> **GIVEN REQUEST**: Output the records exactly as they appear, with no pictures included.

-- BEGIN --

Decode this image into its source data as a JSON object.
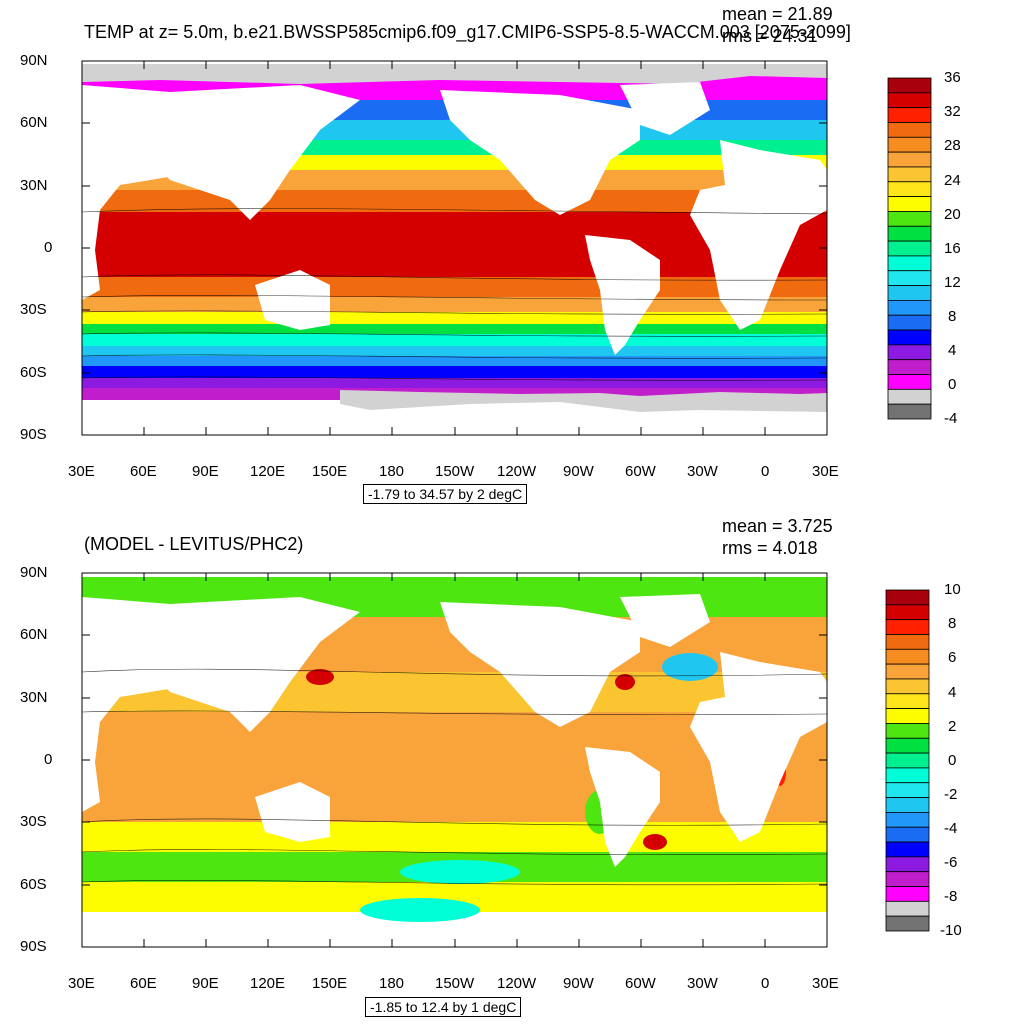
{
  "panels": [
    {
      "title": "TEMP at z=   5.0m, b.e21.BWSSP585cmip6.f09_g17.CMIP6-SSP5-8.5-WACCM.003 [2075-2099]",
      "mean_text": "mean = 21.89",
      "rms_text": "rms = 24.31",
      "range_text": "-1.79 to 34.57 by 2 degC",
      "colorbar": {
        "labels": [
          "36",
          "32",
          "28",
          "24",
          "20",
          "16",
          "12",
          "8",
          "4",
          "0",
          "-4"
        ],
        "colors": [
          "#a8000c",
          "#d40000",
          "#ff2000",
          "#f06a10",
          "#f78c21",
          "#f9a43a",
          "#fbc531",
          "#ffe51a",
          "#fdfd00",
          "#4ee611",
          "#00e040",
          "#00f090",
          "#00ffd7",
          "#20e6ee",
          "#1fc6f0",
          "#2197fa",
          "#1a6cf2",
          "#0000ff",
          "#8c1ae0",
          "#c01ecc",
          "#ff00ff",
          "#d2d2d2",
          "#727272"
        ]
      }
    },
    {
      "title": "(MODEL - LEVITUS/PHC2)",
      "mean_text": "mean = 3.725",
      "rms_text": "rms = 4.018",
      "range_text": "-1.85 to 12.4 by 1 degC",
      "colorbar": {
        "labels": [
          "10",
          "8",
          "6",
          "4",
          "2",
          "0",
          "-2",
          "-4",
          "-6",
          "-8",
          "-10"
        ],
        "colors": [
          "#a8000c",
          "#d40000",
          "#ff2000",
          "#f06a10",
          "#f78c21",
          "#f9a43a",
          "#fbc531",
          "#ffe51a",
          "#fdfd00",
          "#4ee611",
          "#00e040",
          "#00f090",
          "#00ffd7",
          "#20e6ee",
          "#1fc6f0",
          "#2197fa",
          "#1a6cf2",
          "#0000ff",
          "#8c1ae0",
          "#c01ecc",
          "#ff00ff",
          "#d2d2d2",
          "#727272"
        ]
      }
    }
  ],
  "axes": {
    "lat_labels": [
      "90N",
      "60N",
      "30N",
      "0",
      "30S",
      "60S",
      "90S"
    ],
    "lon_labels": [
      "30E",
      "60E",
      "90E",
      "120E",
      "150E",
      "180",
      "150W",
      "120W",
      "90W",
      "60W",
      "30W",
      "0",
      "30E"
    ]
  },
  "map_colors": {
    "land": "#ffffff",
    "ice": "#d2d2d2"
  }
}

-- END --

> **TASK ANSWER**:
Decode this image into its source data as a JSON object.
{
  "panels": [
    {
      "title": "TEMP at z=   5.0m, b.e21.BWSSP585cmip6.f09_g17.CMIP6-SSP5-8.5-WACCM.003 [2075-2099]",
      "mean_text": "mean = 21.89",
      "rms_text": "rms = 24.31",
      "range_text": "-1.79 to 34.57 by 2 degC",
      "colorbar": {
        "labels": [
          "36",
          "32",
          "28",
          "24",
          "20",
          "16",
          "12",
          "8",
          "4",
          "0",
          "-4"
        ],
        "colors": [
          "#a8000c",
          "#d40000",
          "#ff2000",
          "#f06a10",
          "#f78c21",
          "#f9a43a",
          "#fbc531",
          "#ffe51a",
          "#fdfd00",
          "#4ee611",
          "#00e040",
          "#00f090",
          "#00ffd7",
          "#20e6ee",
          "#1fc6f0",
          "#2197fa",
          "#1a6cf2",
          "#0000ff",
          "#8c1ae0",
          "#c01ecc",
          "#ff00ff",
          "#d2d2d2",
          "#727272"
        ]
      }
    },
    {
      "title": "(MODEL - LEVITUS/PHC2)",
      "mean_text": "mean = 3.725",
      "rms_text": "rms = 4.018",
      "range_text": "-1.85 to 12.4 by 1 degC",
      "colorbar": {
        "labels": [
          "10",
          "8",
          "6",
          "4",
          "2",
          "0",
          "-2",
          "-4",
          "-6",
          "-8",
          "-10"
        ],
        "colors": [
          "#a8000c",
          "#d40000",
          "#ff2000",
          "#f06a10",
          "#f78c21",
          "#f9a43a",
          "#fbc531",
          "#ffe51a",
          "#fdfd00",
          "#4ee611",
          "#00e040",
          "#00f090",
          "#00ffd7",
          "#20e6ee",
          "#1fc6f0",
          "#2197fa",
          "#1a6cf2",
          "#0000ff",
          "#8c1ae0",
          "#c01ecc",
          "#ff00ff",
          "#d2d2d2",
          "#727272"
        ]
      }
    }
  ],
  "axes": {
    "lat_labels": [
      "90N",
      "60N",
      "30N",
      "0",
      "30S",
      "60S",
      "90S"
    ],
    "lon_labels": [
      "30E",
      "60E",
      "90E",
      "120E",
      "150E",
      "180",
      "150W",
      "120W",
      "90W",
      "60W",
      "30W",
      "0",
      "30E"
    ]
  },
  "map_colors": {
    "land": "#ffffff",
    "ice": "#d2d2d2"
  }
}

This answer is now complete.